§ **What is being asked**: Copy out the listing that follows, exactly, without its pictures.

§ **Data section**:

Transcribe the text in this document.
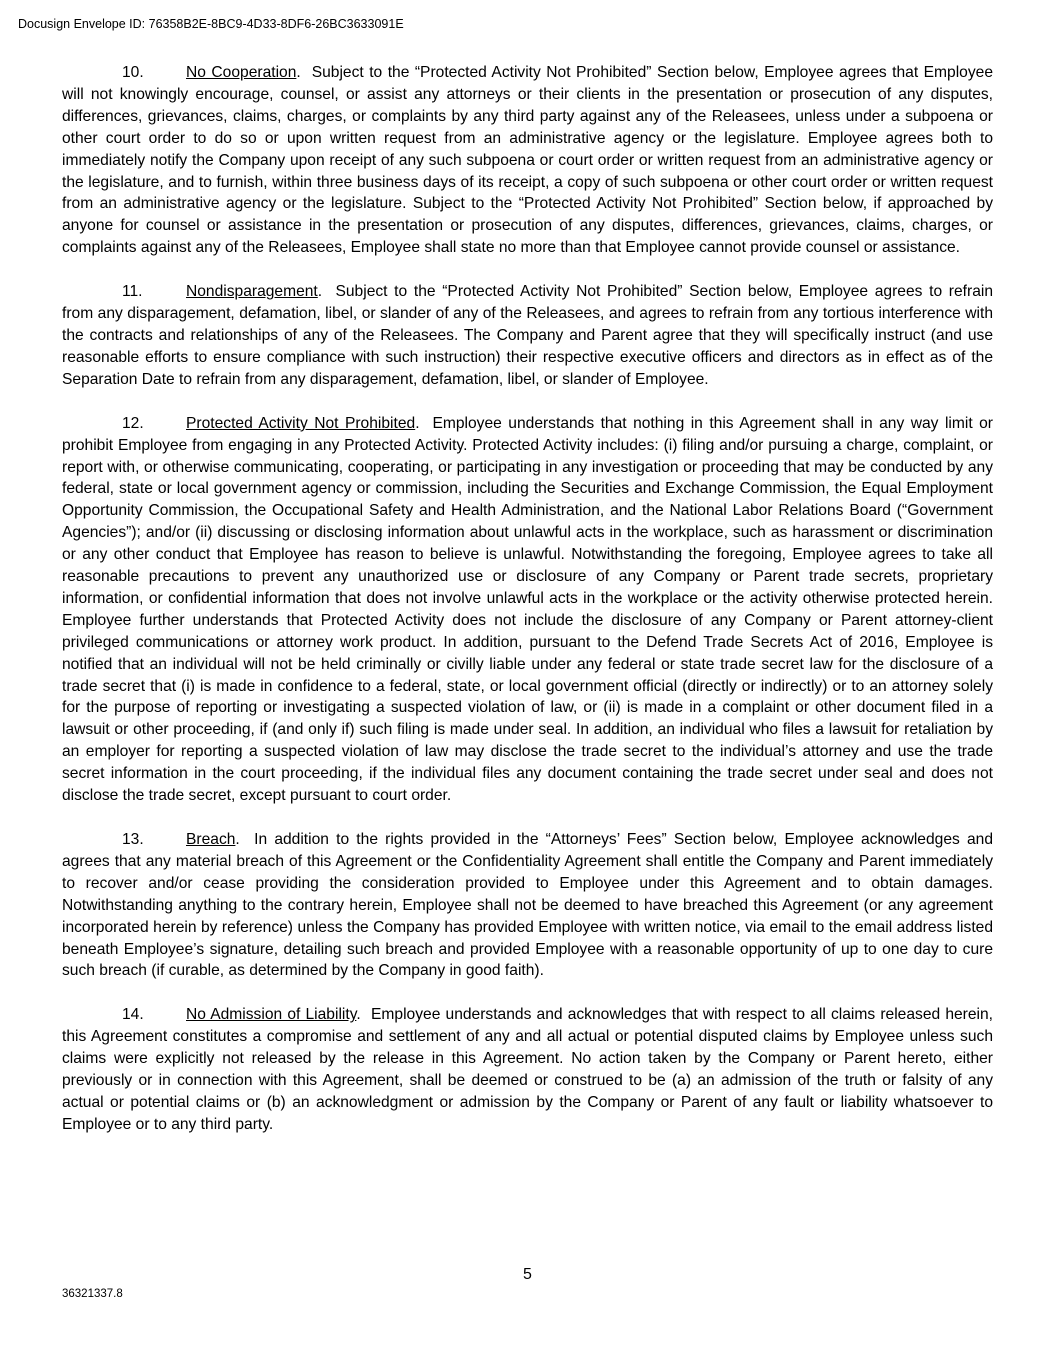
Docusign Envelope ID: 76358B2E-8BC9-4D33-8DF6-26BC3633091E

10.	No Cooperation.  Subject to the “Protected Activity Not Prohibited” Section below, Employee agrees that Employee will not knowingly encourage, counsel, or assist any attorneys or their clients in the presentation or prosecution of any disputes, differences, grievances, claims, charges, or complaints by any third party against any of the Releasees, unless under a subpoena or other court order to do so or upon written request from an administrative agency or the legislature. Employee agrees both to immediately notify the Company upon receipt of any such subpoena or court order or written request from an administrative agency or the legislature, and to furnish, within three business days of its receipt, a copy of such subpoena or other court order or written request from an administrative agency or the legislature. Subject to the “Protected Activity Not Prohibited” Section below, if approached by anyone for counsel or assistance in the presentation or prosecution of any disputes, differences, grievances, claims, charges, or complaints against any of the Releasees, Employee shall state no more than that Employee cannot provide counsel or assistance.

11.	Nondisparagement.  Subject to the “Protected Activity Not Prohibited” Section below, Employee agrees to refrain from any disparagement, defamation, libel, or slander of any of the Releasees, and agrees to refrain from any tortious interference with the contracts and relationships of any of the Releasees. The Company and Parent agree that they will specifically instruct (and use reasonable efforts to ensure compliance with such instruction) their respective executive officers and directors as in effect as of the Separation Date to refrain from any disparagement, defamation, libel, or slander of Employee.

12.	Protected Activity Not Prohibited.  Employee understands that nothing in this Agreement shall in any way limit or prohibit Employee from engaging in any Protected Activity. Protected Activity includes: (i) filing and/or pursuing a charge, complaint, or report with, or otherwise communicating, cooperating, or participating in any investigation or proceeding that may be conducted by any federal, state or local government agency or commission, including the Securities and Exchange Commission, the Equal Employment Opportunity Commission, the Occupational Safety and Health Administration, and the National Labor Relations Board (“Government Agencies”); and/or (ii) discussing or disclosing information about unlawful acts in the workplace, such as harassment or discrimination or any other conduct that Employee has reason to believe is unlawful. Notwithstanding the foregoing, Employee agrees to take all reasonable precautions to prevent any unauthorized use or disclosure of any Company or Parent trade secrets, proprietary information, or confidential information that does not involve unlawful acts in the workplace or the activity otherwise protected herein. Employee further understands that Protected Activity does not include the disclosure of any Company or Parent attorney-client privileged communications or attorney work product. In addition, pursuant to the Defend Trade Secrets Act of 2016, Employee is notified that an individual will not be held criminally or civilly liable under any federal or state trade secret law for the disclosure of a trade secret that (i) is made in confidence to a federal, state, or local government official (directly or indirectly) or to an attorney solely for the purpose of reporting or investigating a suspected violation of law, or (ii) is made in a complaint or other document filed in a lawsuit or other proceeding, if (and only if) such filing is made under seal. In addition, an individual who files a lawsuit for retaliation by an employer for reporting a suspected violation of law may disclose the trade secret to the individual’s attorney and use the trade secret information in the court proceeding, if the individual files any document containing the trade secret under seal and does not disclose the trade secret, except pursuant to court order.

13.	Breach.  In addition to the rights provided in the “Attorneys’ Fees” Section below, Employee acknowledges and agrees that any material breach of this Agreement or the Confidentiality Agreement shall entitle the Company and Parent immediately to recover and/or cease providing the consideration provided to Employee under this Agreement and to obtain damages. Notwithstanding anything to the contrary herein, Employee shall not be deemed to have breached this Agreement (or any agreement incorporated herein by reference) unless the Company has provided Employee with written notice, via email to the email address listed beneath Employee’s signature, detailing such breach and provided Employee with a reasonable opportunity of up to one day to cure such breach (if curable, as determined by the Company in good faith).

14.	No Admission of Liability.  Employee understands and acknowledges that with respect to all claims released herein, this Agreement constitutes a compromise and settlement of any and all actual or potential disputed claims by Employee unless such claims were explicitly not released by the release in this Agreement. No action taken by the Company or Parent hereto, either previously or in connection with this Agreement, shall be deemed or construed to be (a) an admission of the truth or falsity of any actual or potential claims or (b) an acknowledgment or admission by the Company or Parent of any fault or liability whatsoever to Employee or to any third party.

5
36321337.8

§ **Answer**:
Transcribe the text in this document.
Docusign Envelope ID: 76358B2E-8BC9-4D33-8DF6-26BC3633091E

10.	No Cooperation.  Subject to the “Protected Activity Not Prohibited” Section below, Employee agrees that Employee will not knowingly encourage, counsel, or assist any attorneys or their clients in the presentation or prosecution of any disputes, differences, grievances, claims, charges, or complaints by any third party against any of the Releasees, unless under a subpoena or other court order to do so or upon written request from an administrative agency or the legislature. Employee agrees both to immediately notify the Company upon receipt of any such subpoena or court order or written request from an administrative agency or the legislature, and to furnish, within three business days of its receipt, a copy of such subpoena or other court order or written request from an administrative agency or the legislature. Subject to the “Protected Activity Not Prohibited” Section below, if approached by anyone for counsel or assistance in the presentation or prosecution of any disputes, differences, grievances, claims, charges, or complaints against any of the Releasees, Employee shall state no more than that Employee cannot provide counsel or assistance.

11.	Nondisparagement.  Subject to the “Protected Activity Not Prohibited” Section below, Employee agrees to refrain from any disparagement, defamation, libel, or slander of any of the Releasees, and agrees to refrain from any tortious interference with the contracts and relationships of any of the Releasees. The Company and Parent agree that they will specifically instruct (and use reasonable efforts to ensure compliance with such instruction) their respective executive officers and directors as in effect as of the Separation Date to refrain from any disparagement, defamation, libel, or slander of Employee.

12.	Protected Activity Not Prohibited.  Employee understands that nothing in this Agreement shall in any way limit or prohibit Employee from engaging in any Protected Activity. Protected Activity includes: (i) filing and/or pursuing a charge, complaint, or report with, or otherwise communicating, cooperating, or participating in any investigation or proceeding that may be conducted by any federal, state or local government agency or commission, including the Securities and Exchange Commission, the Equal Employment Opportunity Commission, the Occupational Safety and Health Administration, and the National Labor Relations Board (“Government Agencies”); and/or (ii) discussing or disclosing information about unlawful acts in the workplace, such as harassment or discrimination or any other conduct that Employee has reason to believe is unlawful. Notwithstanding the foregoing, Employee agrees to take all reasonable precautions to prevent any unauthorized use or disclosure of any Company or Parent trade secrets, proprietary information, or confidential information that does not involve unlawful acts in the workplace or the activity otherwise protected herein. Employee further understands that Protected Activity does not include the disclosure of any Company or Parent attorney-client privileged communications or attorney work product. In addition, pursuant to the Defend Trade Secrets Act of 2016, Employee is notified that an individual will not be held criminally or civilly liable under any federal or state trade secret law for the disclosure of a trade secret that (i) is made in confidence to a federal, state, or local government official (directly or indirectly) or to an attorney solely for the purpose of reporting or investigating a suspected violation of law, or (ii) is made in a complaint or other document filed in a lawsuit or other proceeding, if (and only if) such filing is made under seal. In addition, an individual who files a lawsuit for retaliation by an employer for reporting a suspected violation of law may disclose the trade secret to the individual’s attorney and use the trade secret information in the court proceeding, if the individual files any document containing the trade secret under seal and does not disclose the trade secret, except pursuant to court order.

13.	Breach.  In addition to the rights provided in the “Attorneys’ Fees” Section below, Employee acknowledges and agrees that any material breach of this Agreement or the Confidentiality Agreement shall entitle the Company and Parent immediately to recover and/or cease providing the consideration provided to Employee under this Agreement and to obtain damages. Notwithstanding anything to the contrary herein, Employee shall not be deemed to have breached this Agreement (or any agreement incorporated herein by reference) unless the Company has provided Employee with written notice, via email to the email address listed beneath Employee’s signature, detailing such breach and provided Employee with a reasonable opportunity of up to one day to cure such breach (if curable, as determined by the Company in good faith).

14.	No Admission of Liability.  Employee understands and acknowledges that with respect to all claims released herein, this Agreement constitutes a compromise and settlement of any and all actual or potential disputed claims by Employee unless such claims were explicitly not released by the release in this Agreement. No action taken by the Company or Parent hereto, either previously or in connection with this Agreement, shall be deemed or construed to be (a) an admission of the truth or falsity of any actual or potential claims or (b) an acknowledgment or admission by the Company or Parent of any fault or liability whatsoever to Employee or to any third party.

5
36321337.8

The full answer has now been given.